>> Start SUPPLIED DATA

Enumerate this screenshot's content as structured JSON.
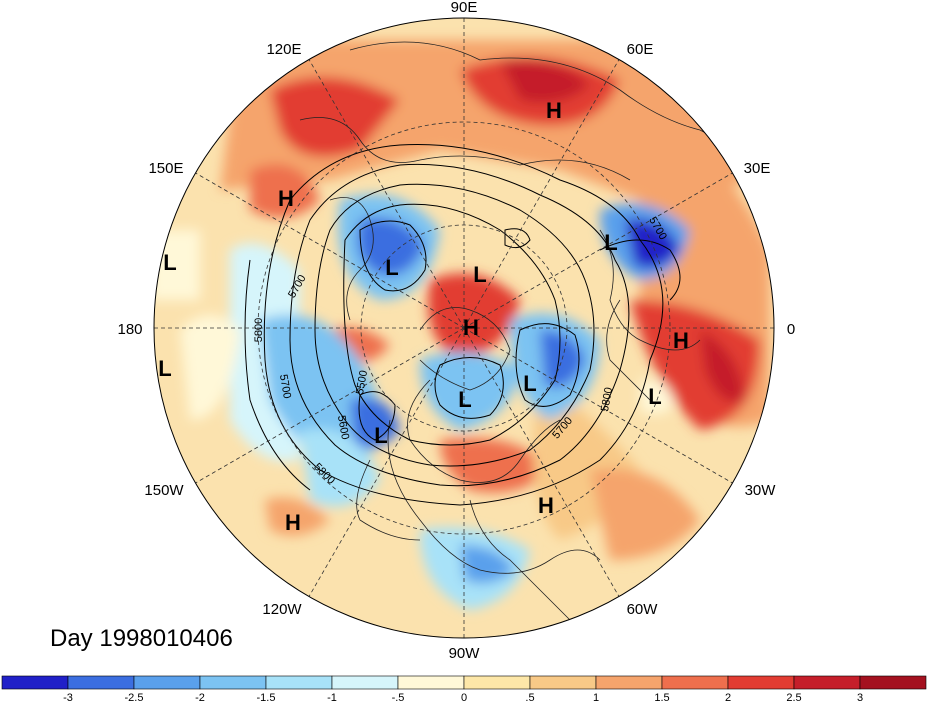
{
  "map": {
    "projection": "north-polar-stereographic",
    "title": "Day 1998010406",
    "longitude_labels": [
      {
        "id": "90e",
        "text": "90E"
      },
      {
        "id": "60e",
        "text": "60E"
      },
      {
        "id": "30e",
        "text": "30E"
      },
      {
        "id": "0",
        "text": "0"
      },
      {
        "id": "30w",
        "text": "30W"
      },
      {
        "id": "60w",
        "text": "60W"
      },
      {
        "id": "90w",
        "text": "90W"
      },
      {
        "id": "120w",
        "text": "120W"
      },
      {
        "id": "150w",
        "text": "150W"
      },
      {
        "id": "180",
        "text": "180"
      },
      {
        "id": "150e",
        "text": "150E"
      },
      {
        "id": "120e",
        "text": "120E"
      }
    ],
    "pressure_centers": [
      {
        "id": "h-siberia",
        "text": "H"
      },
      {
        "id": "h-150e",
        "text": "H"
      },
      {
        "id": "l-180a",
        "text": "L"
      },
      {
        "id": "l-180b",
        "text": "L"
      },
      {
        "id": "l-asia",
        "text": "L"
      },
      {
        "id": "l-arctic",
        "text": "L"
      },
      {
        "id": "h-pole",
        "text": "H"
      },
      {
        "id": "l-europe",
        "text": "L"
      },
      {
        "id": "h-africa",
        "text": "H"
      },
      {
        "id": "l-atlantic",
        "text": "L"
      },
      {
        "id": "l-canada",
        "text": "L"
      },
      {
        "id": "l-greenland",
        "text": "L"
      },
      {
        "id": "l-alaska",
        "text": "L"
      },
      {
        "id": "h-midatlantic",
        "text": "H"
      },
      {
        "id": "h-pacific",
        "text": "H"
      }
    ],
    "contour_labels": [
      {
        "id": "c5700-a",
        "text": "5700"
      },
      {
        "id": "c5800-a",
        "text": "5800"
      },
      {
        "id": "c5700-b",
        "text": "5700"
      },
      {
        "id": "c5500",
        "text": "5500"
      },
      {
        "id": "c5600",
        "text": "5600"
      },
      {
        "id": "c5800-b",
        "text": "5800"
      },
      {
        "id": "c5700-c",
        "text": "5700"
      },
      {
        "id": "c5800-c",
        "text": "5800"
      },
      {
        "id": "c5700-d",
        "text": "5700"
      }
    ],
    "colors": {
      "strong_negative": "#2a2bd0",
      "negative": "#4f93e8",
      "weak_negative": "#c6f0fa",
      "weak_positive": "#fde7a8",
      "positive": "#f5a46c",
      "strong_positive": "#e23c32"
    }
  },
  "colorbar": {
    "ticks": [
      "-3",
      "-2.5",
      "-2",
      "-1.5",
      "-1",
      "-.5",
      "0",
      ".5",
      "1",
      "1.5",
      "2",
      "2.5",
      "3"
    ],
    "colors": [
      "#2020c8",
      "#3b6ee0",
      "#5aa0ec",
      "#7cc3f2",
      "#a8e2f8",
      "#d6f5fb",
      "#fff8d8",
      "#fde7a8",
      "#f8c987",
      "#f5a46c",
      "#ee6f4d",
      "#e23c32",
      "#c51e2a",
      "#a4111f"
    ]
  }
}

>> End SUPPLIED DATA

Copy the material shown above in full and exactly. Skip the pictures.

Enumerate this screenshot's content as structured JSON.
{
  "map": {
    "projection": "north-polar-stereographic",
    "title": "Day 1998010406",
    "longitude_labels": [
      {
        "id": "90e",
        "text": "90E"
      },
      {
        "id": "60e",
        "text": "60E"
      },
      {
        "id": "30e",
        "text": "30E"
      },
      {
        "id": "0",
        "text": "0"
      },
      {
        "id": "30w",
        "text": "30W"
      },
      {
        "id": "60w",
        "text": "60W"
      },
      {
        "id": "90w",
        "text": "90W"
      },
      {
        "id": "120w",
        "text": "120W"
      },
      {
        "id": "150w",
        "text": "150W"
      },
      {
        "id": "180",
        "text": "180"
      },
      {
        "id": "150e",
        "text": "150E"
      },
      {
        "id": "120e",
        "text": "120E"
      }
    ],
    "pressure_centers": [
      {
        "id": "h-siberia",
        "text": "H"
      },
      {
        "id": "h-150e",
        "text": "H"
      },
      {
        "id": "l-180a",
        "text": "L"
      },
      {
        "id": "l-180b",
        "text": "L"
      },
      {
        "id": "l-asia",
        "text": "L"
      },
      {
        "id": "l-arctic",
        "text": "L"
      },
      {
        "id": "h-pole",
        "text": "H"
      },
      {
        "id": "l-europe",
        "text": "L"
      },
      {
        "id": "h-africa",
        "text": "H"
      },
      {
        "id": "l-atlantic",
        "text": "L"
      },
      {
        "id": "l-canada",
        "text": "L"
      },
      {
        "id": "l-greenland",
        "text": "L"
      },
      {
        "id": "l-alaska",
        "text": "L"
      },
      {
        "id": "h-midatlantic",
        "text": "H"
      },
      {
        "id": "h-pacific",
        "text": "H"
      }
    ],
    "contour_labels": [
      {
        "id": "c5700-a",
        "text": "5700"
      },
      {
        "id": "c5800-a",
        "text": "5800"
      },
      {
        "id": "c5700-b",
        "text": "5700"
      },
      {
        "id": "c5500",
        "text": "5500"
      },
      {
        "id": "c5600",
        "text": "5600"
      },
      {
        "id": "c5800-b",
        "text": "5800"
      },
      {
        "id": "c5700-c",
        "text": "5700"
      },
      {
        "id": "c5800-c",
        "text": "5800"
      },
      {
        "id": "c5700-d",
        "text": "5700"
      }
    ],
    "colors": {
      "strong_negative": "#2a2bd0",
      "negative": "#4f93e8",
      "weak_negative": "#c6f0fa",
      "weak_positive": "#fde7a8",
      "positive": "#f5a46c",
      "strong_positive": "#e23c32"
    }
  },
  "colorbar": {
    "ticks": [
      "-3",
      "-2.5",
      "-2",
      "-1.5",
      "-1",
      "-.5",
      "0",
      ".5",
      "1",
      "1.5",
      "2",
      "2.5",
      "3"
    ],
    "colors": [
      "#2020c8",
      "#3b6ee0",
      "#5aa0ec",
      "#7cc3f2",
      "#a8e2f8",
      "#d6f5fb",
      "#fff8d8",
      "#fde7a8",
      "#f8c987",
      "#f5a46c",
      "#ee6f4d",
      "#e23c32",
      "#c51e2a",
      "#a4111f"
    ]
  }
}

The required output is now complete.